(Part of a data file)
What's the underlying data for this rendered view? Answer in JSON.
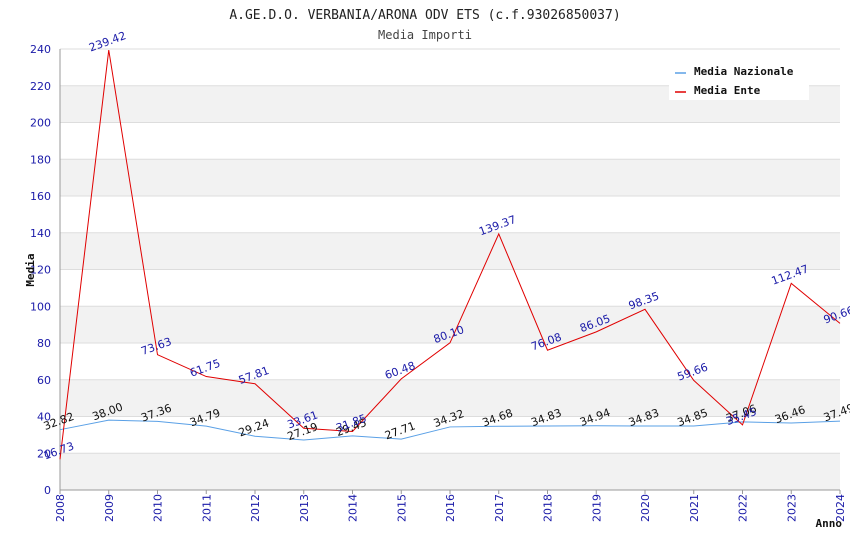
{
  "chart_data": {
    "type": "line",
    "title": "A.GE.D.O. VERBANIA/ARONA ODV ETS (c.f.93026850037)",
    "subtitle": "Media Importi",
    "xlabel": "Anno",
    "ylabel": "Media",
    "ylim": [
      0,
      240
    ],
    "yticks": [
      0,
      20,
      40,
      60,
      80,
      100,
      120,
      140,
      160,
      180,
      200,
      220,
      240
    ],
    "x": [
      "2008",
      "2009",
      "2010",
      "2011",
      "2012",
      "2013",
      "2014",
      "2015",
      "2016",
      "2017",
      "2018",
      "2019",
      "2020",
      "2021",
      "2022",
      "2023",
      "2024"
    ],
    "series": [
      {
        "name": "Media Nazionale",
        "color": "#5aa0e6",
        "values": [
          32.82,
          38.0,
          37.36,
          34.79,
          29.24,
          27.19,
          29.45,
          27.71,
          34.32,
          34.68,
          34.83,
          34.94,
          34.83,
          34.85,
          37.06,
          36.46,
          37.49
        ],
        "labels": [
          "32.82",
          "38.00",
          "37.36",
          "34.79",
          "29.24",
          "27.19",
          "29.45",
          "27.71",
          "34.32",
          "34.68",
          "34.83",
          "34.94",
          "34.83",
          "34.85",
          "37.06",
          "36.46",
          "37.49"
        ]
      },
      {
        "name": "Media Ente",
        "color": "#e00000",
        "values": [
          16.73,
          239.42,
          73.63,
          61.75,
          57.81,
          33.61,
          31.85,
          60.48,
          80.1,
          139.37,
          76.08,
          86.05,
          98.35,
          59.66,
          35.45,
          112.47,
          90.66
        ],
        "labels": [
          "16.73",
          "239.42",
          "73.63",
          "61.75",
          "57.81",
          "33.61",
          "31.85",
          "60.48",
          "80.10",
          "139.37",
          "76.08",
          "86.05",
          "98.35",
          "59.66",
          "35.45",
          "112.47",
          "90.66"
        ]
      }
    ],
    "grid": true,
    "legend": "top-right"
  }
}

_Direction_: Look through the material above and pick out each line holding the word "Media".

_Written response_:
    "subtitle": "Media Importi",
    "ylabel": "Media",
        "name": "Media Nazionale",
        "name": "Media Ente",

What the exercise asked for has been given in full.